── Source data ──

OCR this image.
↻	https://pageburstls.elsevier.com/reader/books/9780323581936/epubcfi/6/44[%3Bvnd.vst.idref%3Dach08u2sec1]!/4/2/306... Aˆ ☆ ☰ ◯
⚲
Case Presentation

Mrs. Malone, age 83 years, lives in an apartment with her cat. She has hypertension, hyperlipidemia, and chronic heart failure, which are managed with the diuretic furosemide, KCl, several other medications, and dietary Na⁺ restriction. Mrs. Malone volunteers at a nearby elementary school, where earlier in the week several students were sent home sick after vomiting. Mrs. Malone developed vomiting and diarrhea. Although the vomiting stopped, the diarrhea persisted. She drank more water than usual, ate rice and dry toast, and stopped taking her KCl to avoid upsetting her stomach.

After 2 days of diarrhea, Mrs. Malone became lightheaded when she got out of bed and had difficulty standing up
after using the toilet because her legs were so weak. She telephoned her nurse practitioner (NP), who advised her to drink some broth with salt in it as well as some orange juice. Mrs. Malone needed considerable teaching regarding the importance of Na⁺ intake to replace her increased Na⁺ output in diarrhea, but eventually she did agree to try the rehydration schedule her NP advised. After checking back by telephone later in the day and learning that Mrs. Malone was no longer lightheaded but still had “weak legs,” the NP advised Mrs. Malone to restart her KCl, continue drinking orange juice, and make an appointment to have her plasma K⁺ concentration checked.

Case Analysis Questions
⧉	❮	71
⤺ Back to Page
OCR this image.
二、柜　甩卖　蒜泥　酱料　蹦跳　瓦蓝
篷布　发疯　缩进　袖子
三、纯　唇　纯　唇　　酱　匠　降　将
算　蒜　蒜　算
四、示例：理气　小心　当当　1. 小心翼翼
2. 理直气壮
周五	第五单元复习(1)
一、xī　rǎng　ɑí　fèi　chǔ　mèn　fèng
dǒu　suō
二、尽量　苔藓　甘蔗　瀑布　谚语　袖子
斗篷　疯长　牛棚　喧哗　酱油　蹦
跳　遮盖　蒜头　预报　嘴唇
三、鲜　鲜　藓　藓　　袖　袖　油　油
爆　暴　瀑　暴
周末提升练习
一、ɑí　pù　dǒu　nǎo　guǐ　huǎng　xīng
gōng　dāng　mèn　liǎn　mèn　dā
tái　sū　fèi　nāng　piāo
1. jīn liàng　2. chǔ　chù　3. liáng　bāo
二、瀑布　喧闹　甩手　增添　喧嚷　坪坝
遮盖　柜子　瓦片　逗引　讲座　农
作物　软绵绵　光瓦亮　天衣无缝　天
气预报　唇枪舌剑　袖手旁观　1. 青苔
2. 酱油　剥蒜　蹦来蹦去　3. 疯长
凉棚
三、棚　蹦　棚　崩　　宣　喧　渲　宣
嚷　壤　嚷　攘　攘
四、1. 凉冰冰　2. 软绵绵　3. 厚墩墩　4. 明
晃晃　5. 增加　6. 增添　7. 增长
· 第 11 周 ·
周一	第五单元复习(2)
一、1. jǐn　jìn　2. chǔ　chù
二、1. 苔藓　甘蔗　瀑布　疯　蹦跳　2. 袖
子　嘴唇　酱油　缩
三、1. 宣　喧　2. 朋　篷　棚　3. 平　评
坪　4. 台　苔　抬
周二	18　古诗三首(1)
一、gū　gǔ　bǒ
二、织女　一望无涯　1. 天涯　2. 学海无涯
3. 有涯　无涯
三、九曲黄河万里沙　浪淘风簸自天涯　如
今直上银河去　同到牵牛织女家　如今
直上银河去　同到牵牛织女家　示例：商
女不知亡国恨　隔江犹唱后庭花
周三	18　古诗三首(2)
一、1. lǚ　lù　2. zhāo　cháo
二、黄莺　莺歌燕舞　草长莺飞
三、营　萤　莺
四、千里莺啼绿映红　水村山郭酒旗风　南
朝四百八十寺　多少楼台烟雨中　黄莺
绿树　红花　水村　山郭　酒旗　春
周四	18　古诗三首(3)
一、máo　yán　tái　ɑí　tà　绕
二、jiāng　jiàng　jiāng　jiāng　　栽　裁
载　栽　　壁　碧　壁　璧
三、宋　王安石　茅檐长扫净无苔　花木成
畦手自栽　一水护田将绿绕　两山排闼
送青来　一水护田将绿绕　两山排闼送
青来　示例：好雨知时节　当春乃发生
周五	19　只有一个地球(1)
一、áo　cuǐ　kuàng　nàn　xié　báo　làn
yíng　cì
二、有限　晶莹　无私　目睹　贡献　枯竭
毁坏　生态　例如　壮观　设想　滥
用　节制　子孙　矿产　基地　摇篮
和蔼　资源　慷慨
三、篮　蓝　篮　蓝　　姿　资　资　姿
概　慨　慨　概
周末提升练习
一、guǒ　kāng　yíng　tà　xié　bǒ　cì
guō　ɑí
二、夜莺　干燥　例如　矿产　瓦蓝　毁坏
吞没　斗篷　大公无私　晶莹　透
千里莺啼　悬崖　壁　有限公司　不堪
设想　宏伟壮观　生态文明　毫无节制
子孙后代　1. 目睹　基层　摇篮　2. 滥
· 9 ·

───

Your instructions: Give only the number of lines above that hold the string "同到牵牛织女家".

Written solution: 2